> Task objective:
In this exercise, each record below is to be written out again exactly.

> Study material:
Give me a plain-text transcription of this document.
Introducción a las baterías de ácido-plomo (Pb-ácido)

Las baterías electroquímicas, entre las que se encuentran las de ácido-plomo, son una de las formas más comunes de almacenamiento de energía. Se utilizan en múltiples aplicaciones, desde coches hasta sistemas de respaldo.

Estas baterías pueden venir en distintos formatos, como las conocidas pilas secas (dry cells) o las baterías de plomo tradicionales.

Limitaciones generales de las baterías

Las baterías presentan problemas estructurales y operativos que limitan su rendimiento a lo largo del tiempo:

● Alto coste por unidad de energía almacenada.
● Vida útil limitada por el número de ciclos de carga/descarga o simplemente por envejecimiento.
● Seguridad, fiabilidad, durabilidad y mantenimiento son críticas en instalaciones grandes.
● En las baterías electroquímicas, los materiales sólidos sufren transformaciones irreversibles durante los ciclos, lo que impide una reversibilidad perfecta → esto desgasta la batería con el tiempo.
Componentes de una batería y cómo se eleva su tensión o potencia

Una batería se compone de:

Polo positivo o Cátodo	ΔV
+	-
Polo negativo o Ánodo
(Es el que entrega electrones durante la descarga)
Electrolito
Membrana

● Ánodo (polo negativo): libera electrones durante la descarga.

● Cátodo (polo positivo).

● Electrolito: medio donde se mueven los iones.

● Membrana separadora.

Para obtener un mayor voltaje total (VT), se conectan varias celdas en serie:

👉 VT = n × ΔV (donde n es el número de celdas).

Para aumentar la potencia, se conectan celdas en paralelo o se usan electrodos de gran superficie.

> Answer space:
Give me a plain-text transcription of this document.
Introducción a las baterías de ácido-plomo (Pb-ácido)

Las baterías electroquímicas, entre las que se encuentran las de ácido-plomo, son una de las formas más comunes de almacenamiento de energía. Se utilizan en múltiples aplicaciones, desde coches hasta sistemas de respaldo.

Estas baterías pueden venir en distintos formatos, como las conocidas pilas secas (dry cells) o las baterías de plomo tradicionales.

Limitaciones generales de las baterías

Las baterías presentan problemas estructurales y operativos que limitan su rendimiento a lo largo del tiempo:

● Alto coste por unidad de energía almacenada.
● Vida útil limitada por el número de ciclos de carga/descarga o simplemente por envejecimiento.
● Seguridad, fiabilidad, durabilidad y mantenimiento son críticas en instalaciones grandes.
● En las baterías electroquímicas, los materiales sólidos sufren transformaciones irreversibles durante los ciclos, lo que impide una reversibilidad perfecta → esto desgasta la batería con el tiempo.
Componentes de una batería y cómo se eleva su tensión o potencia

Una batería se compone de:

Polo positivo o Cátodo	ΔV
+	-
Polo negativo o Ánodo
(Es el que entrega electrones durante la descarga)
Electrolito
Membrana

● Ánodo (polo negativo): libera electrones durante la descarga.

● Cátodo (polo positivo).

● Electrolito: medio donde se mueven los iones.

● Membrana separadora.

Para obtener un mayor voltaje total (VT), se conectan varias celdas en serie:

👉 VT = n × ΔV (donde n es el número de celdas).

Para aumentar la potencia, se conectan celdas en paralelo o se usan electrodos de gran superficie.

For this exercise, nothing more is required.